#### Exercise goal:
According to the post on API copyright, which case first raised the question of copyright in APIs in the USA?

So the API in the States are copyrighted matter, following to US Supreme Court denial of a certiorari asked by Google?
TL;DR: probably not


In Europe SAS Institue v. World Programming Language set the law saying that copyright will not apply to programming languages, file formats, API. So far it’s the decision going farthest in the world to create an interoperability exception to copyright.

In USA the same issue arose first in Lotus v. Borland, which has set the rule so far, similarly to what the SAS case did in Europe. Recently the issue was on the table in the Ninth Circuit, in the case Oracle v. Google, dealing with the copyright in certain Java classes replicated in Dalvik (one of the buiding blocks of Android). Judge Allsup decided largely in favor of Google, Oracle appealed, the Court of Appeal for the Federal Circuit (CACFC) remanded and incidentally ruled that Oracle had the right to claim copyright in those API.

Google applied for /certiorari/ which is an application to the SCOTUS to correct an error in the law made by the lower courts before it spreads. The SCOTUS denied it.


Many argue that this refusal can open the floodgates to litigation against those who implement a third party API, if API were considered indeed copyrighted matter, rather than functional in nature and thus outside the scope of copyright. Which would be disastrous, I agree.

However, things are very strange procedurally, and a high authority which I cannot disclose (Eben Moglen) thinks different, and has written it in the amicus brief he wrote for SFLC.

I am quite confident that this would summarize the situation rather correctly, and I leave it to the more learned discussant to say if I’m wrong or right.

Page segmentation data
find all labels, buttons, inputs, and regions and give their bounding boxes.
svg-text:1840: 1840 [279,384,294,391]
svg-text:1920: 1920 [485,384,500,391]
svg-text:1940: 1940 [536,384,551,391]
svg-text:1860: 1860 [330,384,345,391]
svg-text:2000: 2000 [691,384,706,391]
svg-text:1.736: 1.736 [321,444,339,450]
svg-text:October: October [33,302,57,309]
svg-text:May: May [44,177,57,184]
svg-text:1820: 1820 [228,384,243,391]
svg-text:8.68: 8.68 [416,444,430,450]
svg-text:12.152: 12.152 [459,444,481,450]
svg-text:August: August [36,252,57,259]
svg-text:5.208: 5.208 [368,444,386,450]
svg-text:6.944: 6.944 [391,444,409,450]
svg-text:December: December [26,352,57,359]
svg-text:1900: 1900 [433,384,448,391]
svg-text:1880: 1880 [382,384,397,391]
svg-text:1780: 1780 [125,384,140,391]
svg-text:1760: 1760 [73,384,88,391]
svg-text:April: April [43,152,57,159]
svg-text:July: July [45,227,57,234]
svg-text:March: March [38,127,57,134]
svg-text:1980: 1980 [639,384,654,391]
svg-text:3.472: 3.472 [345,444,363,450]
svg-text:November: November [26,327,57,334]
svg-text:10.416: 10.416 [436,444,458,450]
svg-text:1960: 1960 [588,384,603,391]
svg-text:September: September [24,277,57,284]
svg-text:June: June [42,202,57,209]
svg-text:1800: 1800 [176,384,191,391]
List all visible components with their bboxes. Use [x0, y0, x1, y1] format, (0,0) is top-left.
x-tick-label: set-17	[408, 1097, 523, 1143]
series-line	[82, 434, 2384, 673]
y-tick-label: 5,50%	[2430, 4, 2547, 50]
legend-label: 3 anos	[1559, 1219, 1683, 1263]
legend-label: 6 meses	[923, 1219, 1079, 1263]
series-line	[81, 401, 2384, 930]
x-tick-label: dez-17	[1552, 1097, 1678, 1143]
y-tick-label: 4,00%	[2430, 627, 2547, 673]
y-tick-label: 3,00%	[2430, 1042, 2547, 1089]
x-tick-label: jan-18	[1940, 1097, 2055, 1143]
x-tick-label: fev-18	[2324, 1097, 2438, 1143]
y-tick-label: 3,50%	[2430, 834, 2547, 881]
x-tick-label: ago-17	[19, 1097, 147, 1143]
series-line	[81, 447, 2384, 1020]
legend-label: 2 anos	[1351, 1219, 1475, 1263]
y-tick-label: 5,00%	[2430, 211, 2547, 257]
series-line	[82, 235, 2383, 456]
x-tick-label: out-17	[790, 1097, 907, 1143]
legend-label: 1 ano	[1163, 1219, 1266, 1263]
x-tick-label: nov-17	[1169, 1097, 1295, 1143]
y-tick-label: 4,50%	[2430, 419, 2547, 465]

#### Answer to this task:
Lotus v. Borland